TEXTO FORNECIDO:
*****

A derrota da ignorância

Por

Ayrton Maciel*

Em 10.01.2021

A primeira semana de 2021 terminou com o ápice da Era contemporânea da ignorância e do negacionismo. A invasão incitada pelo presidente Donald Trump de milicianos republicanos ao Capitólio, o Congresso dos EUA, acabou em fracasso completo – embora sanguinário -, desmoralização do  tresloucado incitador, que agora vai responder por seus atos, e se transformou na pedra sepulcral sobre a insensatez, a insensibilidade e a cultura do desconhecimento. A pedra extensiva sobre a cabeça de governantes imitadores e de ferozes seguidores do trumpismo.
Essa reação da lucidez, que marca o começo de uma nova Era da Luz, não significa que num futuro momento da humanidade, os ignorantes – aqueles violentos e os incultos -, os místicos e os negacionistas não buscarão retornar. Afinal, é a eterna guerra entre o saber e o obscurantismo. Como foi e como será, os obscuros durarão um tempo, causarão desgraças a seus povos e a outros, e sucumbirão novamente sob a força (bruta, se necessária) do racionalismo, do antifanatismo e dos que militam pela alternância de poder e pela tolerância.
O mal e os maus sempre existiram na história humana, continuarão a surgir, mas serão sempre derrotados.
As reações automáticas das instituições norte-americanas levaram à prisão de dezenas, muitos outros serão julgados e, certamente – a considerar a tradição do Estado e do povo dos EUA -, Donald Trump será punido política e judicialmente. Trump é a primeira pedra do dominó. As demais cairão pela palavra, pelo voto ou pelo ato reativo à ideia primitiva à qual os trumpistas e semelhantes mais fazem apologia: a força bruta. O mal e os maus sempre existiram na história humana, continuarão a surgir, mas serão sempre derrotados.
O que está óbvio é que qualquer ato ou comportamento atroz, impiedoso ou irracional que Trump tenha feito, fizesse ou venha a fazer nestes 10 dias que lhe restam na presidência dos EUA, caso não seja deposto – até mesmo deflagrar uma guerra de dimensões catastróficas contra um inimigo virtual, hipótese improvável, embora não descartável por sua psicopatia – contará sempre com a admiração de governantes, políticos e alinhados obscurantistas. Agora, o juízo que ele tenha o impedirá de atacar outro de igual poder bélico.

*****

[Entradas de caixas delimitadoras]
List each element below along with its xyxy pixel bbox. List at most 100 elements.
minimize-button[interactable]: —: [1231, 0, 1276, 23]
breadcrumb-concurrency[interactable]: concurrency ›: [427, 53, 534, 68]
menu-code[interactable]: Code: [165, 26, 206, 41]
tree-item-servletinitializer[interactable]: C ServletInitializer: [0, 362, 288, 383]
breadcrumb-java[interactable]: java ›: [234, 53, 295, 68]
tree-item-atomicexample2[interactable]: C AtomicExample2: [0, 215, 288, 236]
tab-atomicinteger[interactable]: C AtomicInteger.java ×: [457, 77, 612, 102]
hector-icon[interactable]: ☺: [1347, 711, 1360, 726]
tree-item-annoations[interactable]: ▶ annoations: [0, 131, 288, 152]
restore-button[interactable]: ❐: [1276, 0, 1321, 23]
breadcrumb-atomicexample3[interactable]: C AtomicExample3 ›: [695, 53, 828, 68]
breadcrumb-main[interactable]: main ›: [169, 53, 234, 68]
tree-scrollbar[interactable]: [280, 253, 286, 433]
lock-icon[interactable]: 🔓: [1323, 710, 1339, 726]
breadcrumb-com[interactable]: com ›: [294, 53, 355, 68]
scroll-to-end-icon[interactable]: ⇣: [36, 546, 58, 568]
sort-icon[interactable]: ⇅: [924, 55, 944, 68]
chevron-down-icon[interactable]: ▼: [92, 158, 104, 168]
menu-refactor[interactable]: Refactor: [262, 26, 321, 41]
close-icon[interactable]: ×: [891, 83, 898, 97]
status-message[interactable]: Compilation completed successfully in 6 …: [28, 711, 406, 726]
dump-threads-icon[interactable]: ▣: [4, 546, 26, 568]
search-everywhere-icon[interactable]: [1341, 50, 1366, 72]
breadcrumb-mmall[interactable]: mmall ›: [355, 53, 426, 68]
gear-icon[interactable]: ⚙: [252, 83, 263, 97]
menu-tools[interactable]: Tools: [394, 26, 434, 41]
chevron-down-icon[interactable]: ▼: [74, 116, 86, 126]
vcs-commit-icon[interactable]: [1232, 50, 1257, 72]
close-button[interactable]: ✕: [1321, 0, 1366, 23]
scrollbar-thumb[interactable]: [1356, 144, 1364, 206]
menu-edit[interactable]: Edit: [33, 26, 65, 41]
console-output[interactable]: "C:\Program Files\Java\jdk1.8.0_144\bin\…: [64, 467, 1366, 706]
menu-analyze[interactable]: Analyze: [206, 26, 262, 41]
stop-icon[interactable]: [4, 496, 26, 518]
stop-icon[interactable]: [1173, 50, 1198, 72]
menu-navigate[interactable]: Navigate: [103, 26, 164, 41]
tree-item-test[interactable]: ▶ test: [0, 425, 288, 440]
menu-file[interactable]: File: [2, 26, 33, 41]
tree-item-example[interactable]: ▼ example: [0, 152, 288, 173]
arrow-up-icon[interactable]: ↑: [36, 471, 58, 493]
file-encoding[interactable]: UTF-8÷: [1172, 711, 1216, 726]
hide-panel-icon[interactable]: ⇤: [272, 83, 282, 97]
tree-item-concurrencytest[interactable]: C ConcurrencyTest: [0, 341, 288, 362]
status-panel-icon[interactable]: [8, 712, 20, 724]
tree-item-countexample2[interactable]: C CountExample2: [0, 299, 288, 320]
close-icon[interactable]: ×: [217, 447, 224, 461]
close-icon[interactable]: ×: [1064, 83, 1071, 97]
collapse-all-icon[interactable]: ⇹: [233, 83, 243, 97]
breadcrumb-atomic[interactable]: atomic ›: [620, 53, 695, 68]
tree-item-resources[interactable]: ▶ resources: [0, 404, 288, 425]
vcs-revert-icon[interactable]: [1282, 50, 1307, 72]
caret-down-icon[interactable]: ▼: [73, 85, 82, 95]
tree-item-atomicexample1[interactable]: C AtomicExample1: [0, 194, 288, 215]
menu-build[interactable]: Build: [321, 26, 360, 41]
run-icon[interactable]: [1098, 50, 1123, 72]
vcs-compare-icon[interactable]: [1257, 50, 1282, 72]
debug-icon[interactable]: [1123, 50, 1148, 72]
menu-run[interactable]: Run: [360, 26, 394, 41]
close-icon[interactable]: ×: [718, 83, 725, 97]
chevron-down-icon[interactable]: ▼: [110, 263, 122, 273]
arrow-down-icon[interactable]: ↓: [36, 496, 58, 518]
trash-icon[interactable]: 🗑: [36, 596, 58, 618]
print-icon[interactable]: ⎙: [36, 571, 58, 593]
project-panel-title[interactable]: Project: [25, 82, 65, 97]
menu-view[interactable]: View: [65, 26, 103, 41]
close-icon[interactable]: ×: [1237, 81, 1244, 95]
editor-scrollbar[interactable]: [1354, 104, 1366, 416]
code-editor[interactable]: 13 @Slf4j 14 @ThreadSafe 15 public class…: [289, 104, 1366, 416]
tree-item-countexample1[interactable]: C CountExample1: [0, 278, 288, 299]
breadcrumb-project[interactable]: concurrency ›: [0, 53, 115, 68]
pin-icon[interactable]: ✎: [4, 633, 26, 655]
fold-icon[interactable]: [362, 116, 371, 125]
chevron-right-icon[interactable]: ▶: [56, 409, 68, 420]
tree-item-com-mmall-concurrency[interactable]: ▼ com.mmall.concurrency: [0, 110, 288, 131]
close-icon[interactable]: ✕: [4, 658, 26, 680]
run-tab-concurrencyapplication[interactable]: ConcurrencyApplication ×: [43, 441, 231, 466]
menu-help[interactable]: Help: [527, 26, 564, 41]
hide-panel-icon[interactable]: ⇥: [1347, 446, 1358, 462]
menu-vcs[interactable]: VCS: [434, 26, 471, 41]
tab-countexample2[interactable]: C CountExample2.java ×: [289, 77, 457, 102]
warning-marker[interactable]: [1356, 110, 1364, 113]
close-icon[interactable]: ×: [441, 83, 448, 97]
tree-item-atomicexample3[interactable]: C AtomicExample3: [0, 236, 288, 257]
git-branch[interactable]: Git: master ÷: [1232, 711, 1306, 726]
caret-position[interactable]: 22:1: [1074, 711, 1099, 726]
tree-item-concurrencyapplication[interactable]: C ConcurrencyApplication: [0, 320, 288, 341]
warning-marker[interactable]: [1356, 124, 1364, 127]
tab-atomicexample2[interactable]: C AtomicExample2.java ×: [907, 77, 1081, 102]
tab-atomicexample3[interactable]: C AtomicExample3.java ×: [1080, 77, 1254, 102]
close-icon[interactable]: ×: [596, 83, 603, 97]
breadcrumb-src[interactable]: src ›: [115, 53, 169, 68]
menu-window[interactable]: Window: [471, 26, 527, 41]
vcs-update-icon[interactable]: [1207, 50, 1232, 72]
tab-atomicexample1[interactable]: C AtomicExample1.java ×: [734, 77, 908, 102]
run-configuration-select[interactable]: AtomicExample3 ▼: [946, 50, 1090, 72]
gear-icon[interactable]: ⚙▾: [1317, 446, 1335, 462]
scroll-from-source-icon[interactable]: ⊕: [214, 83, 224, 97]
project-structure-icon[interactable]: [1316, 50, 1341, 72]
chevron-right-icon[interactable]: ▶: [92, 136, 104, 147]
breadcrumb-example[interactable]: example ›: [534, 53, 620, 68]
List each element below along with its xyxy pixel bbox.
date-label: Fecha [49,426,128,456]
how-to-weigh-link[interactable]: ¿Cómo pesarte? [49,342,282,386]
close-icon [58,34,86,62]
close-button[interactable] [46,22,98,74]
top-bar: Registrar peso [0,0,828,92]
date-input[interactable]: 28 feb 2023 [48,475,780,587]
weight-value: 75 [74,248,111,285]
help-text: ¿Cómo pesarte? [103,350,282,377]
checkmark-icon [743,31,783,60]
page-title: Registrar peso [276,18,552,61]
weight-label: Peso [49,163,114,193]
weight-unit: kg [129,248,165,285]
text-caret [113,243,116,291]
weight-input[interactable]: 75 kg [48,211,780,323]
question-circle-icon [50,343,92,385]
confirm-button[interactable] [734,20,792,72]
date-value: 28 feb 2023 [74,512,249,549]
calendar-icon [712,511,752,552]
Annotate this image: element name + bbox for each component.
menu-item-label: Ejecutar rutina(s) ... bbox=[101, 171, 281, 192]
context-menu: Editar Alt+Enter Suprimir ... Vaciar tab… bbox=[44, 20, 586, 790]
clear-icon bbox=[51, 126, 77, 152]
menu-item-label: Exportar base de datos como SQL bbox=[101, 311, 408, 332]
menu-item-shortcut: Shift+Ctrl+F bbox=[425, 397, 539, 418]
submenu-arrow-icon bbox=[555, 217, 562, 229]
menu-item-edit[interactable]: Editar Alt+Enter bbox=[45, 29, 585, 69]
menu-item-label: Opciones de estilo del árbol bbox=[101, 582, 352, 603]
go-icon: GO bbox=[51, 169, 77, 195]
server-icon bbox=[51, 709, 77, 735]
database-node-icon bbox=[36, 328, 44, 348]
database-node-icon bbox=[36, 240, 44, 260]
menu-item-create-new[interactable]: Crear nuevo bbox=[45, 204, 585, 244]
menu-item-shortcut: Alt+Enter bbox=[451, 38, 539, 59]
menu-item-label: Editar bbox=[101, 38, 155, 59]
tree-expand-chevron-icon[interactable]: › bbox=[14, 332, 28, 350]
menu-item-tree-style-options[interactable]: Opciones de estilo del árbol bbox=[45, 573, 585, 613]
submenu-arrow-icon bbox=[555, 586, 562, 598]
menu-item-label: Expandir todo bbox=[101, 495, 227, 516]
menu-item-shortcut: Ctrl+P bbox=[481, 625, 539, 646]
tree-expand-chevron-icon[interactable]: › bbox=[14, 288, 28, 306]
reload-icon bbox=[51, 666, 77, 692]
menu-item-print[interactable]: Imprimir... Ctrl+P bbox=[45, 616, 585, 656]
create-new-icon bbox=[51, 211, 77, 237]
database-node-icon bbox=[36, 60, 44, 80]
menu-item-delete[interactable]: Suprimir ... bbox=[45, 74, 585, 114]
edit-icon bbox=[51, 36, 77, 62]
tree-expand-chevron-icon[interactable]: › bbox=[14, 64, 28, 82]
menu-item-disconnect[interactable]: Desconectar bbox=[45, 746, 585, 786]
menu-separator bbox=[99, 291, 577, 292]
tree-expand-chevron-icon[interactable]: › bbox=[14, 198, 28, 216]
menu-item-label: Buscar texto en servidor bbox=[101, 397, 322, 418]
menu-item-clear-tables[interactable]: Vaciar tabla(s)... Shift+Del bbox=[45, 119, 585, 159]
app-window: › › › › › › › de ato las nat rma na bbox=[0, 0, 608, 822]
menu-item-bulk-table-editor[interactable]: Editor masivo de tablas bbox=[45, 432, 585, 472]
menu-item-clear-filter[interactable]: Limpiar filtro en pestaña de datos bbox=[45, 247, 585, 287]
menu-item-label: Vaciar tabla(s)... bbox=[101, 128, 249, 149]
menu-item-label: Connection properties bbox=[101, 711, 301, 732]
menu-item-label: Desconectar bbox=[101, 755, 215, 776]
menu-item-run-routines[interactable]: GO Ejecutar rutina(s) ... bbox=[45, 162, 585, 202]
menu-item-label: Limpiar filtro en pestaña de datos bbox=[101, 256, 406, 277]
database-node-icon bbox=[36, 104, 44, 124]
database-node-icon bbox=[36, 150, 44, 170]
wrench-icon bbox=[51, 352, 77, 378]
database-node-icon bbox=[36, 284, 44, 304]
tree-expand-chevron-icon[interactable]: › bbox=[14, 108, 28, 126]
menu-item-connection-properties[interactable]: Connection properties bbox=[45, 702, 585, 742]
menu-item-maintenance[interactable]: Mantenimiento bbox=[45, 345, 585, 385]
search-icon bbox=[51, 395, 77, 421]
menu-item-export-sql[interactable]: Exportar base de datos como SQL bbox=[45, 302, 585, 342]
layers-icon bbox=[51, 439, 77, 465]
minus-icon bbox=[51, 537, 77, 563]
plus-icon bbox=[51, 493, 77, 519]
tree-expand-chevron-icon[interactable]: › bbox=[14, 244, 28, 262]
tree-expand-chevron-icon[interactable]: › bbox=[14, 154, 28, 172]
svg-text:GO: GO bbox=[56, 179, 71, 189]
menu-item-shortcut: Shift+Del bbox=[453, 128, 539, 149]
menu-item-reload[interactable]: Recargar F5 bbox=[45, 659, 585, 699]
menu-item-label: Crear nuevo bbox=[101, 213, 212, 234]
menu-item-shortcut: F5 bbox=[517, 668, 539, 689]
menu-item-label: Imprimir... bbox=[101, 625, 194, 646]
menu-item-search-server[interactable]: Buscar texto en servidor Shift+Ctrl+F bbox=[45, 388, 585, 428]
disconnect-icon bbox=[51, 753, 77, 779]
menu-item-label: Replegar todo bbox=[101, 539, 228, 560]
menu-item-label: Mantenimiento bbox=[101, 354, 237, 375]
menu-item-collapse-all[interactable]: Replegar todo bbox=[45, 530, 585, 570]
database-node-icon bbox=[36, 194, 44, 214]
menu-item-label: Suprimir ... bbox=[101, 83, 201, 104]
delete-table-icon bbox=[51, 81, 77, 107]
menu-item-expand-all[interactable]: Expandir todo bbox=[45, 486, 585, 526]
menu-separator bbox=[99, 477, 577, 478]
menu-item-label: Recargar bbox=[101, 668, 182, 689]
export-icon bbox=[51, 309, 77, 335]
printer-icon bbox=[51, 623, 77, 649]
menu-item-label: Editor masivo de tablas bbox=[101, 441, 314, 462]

*****

TAREFAS A CUMPRIR:
1. Reproduza sem nenhuma alteração os registros, do primeiro até a linha que contém "tab-atomicinteger[interactable]: C AtomicInteger.java", incluindo essa linha.
2. Dê continuidade ao texto sobre a derrota da ignorância a partir do ponto em que ele termina.

TAREFAS RESOLVIDAS:
1.
List each element below along with its xyxy pixel bbox. List at most 100 elements.
minimize-button[interactable]: —: [1231, 0, 1276, 23]
breadcrumb-concurrency[interactable]: concurrency ›: [427, 53, 534, 68]
menu-code[interactable]: Code: [165, 26, 206, 41]
tree-item-servletinitializer[interactable]: C ServletInitializer: [0, 362, 288, 383]
breadcrumb-java[interactable]: java ›: [234, 53, 295, 68]
tree-item-atomicexample2[interactable]: C AtomicExample2: [0, 215, 288, 236]
tab-atomicinteger[interactable]: C AtomicInteger.java ×: [457, 77, 612, 102]

2.
Trump é ignorante nos dois extremos: preza a violência e é inculto. E não há nenhuma perplexidade em encontrar líderes que tenham silenciado sobre a incitação de Trump e o ataque dos vândalos republicanos ao Capitólio. Nenhuma surpresa em Jair Bolsonaro, um presidente previsível como cópia e imprevisível como ser humano. Ou ex-imprevisível, porque o Brasil há de estar sempre preparado para o pior. Bolsonaro, ao não condenar a invasão e tomar o Capitólio como o Brasil em 2022, desdenhou de sua própria ignorância.
O presidente ameaça os brasileiros e o país há dois anos. Viveu o seu auge nas manifestações de rua de irracionais e obscuros em 2020, intimidando as instituições e incitando a violência contra os opositores, e nas regiões fechadas de seu ministério, enquanto não se tornaram públicos as pautas e o nível de discursos dos participantes. Perderam e perderão sempre em algum momento. O presidente se ilude frequentemente em cima dos 57 milhões de votos, desconsiderando os 44 milhões contra e os 42 milhões de indiferentes. Uma conta que não fecha a favor do seu irracionalismo.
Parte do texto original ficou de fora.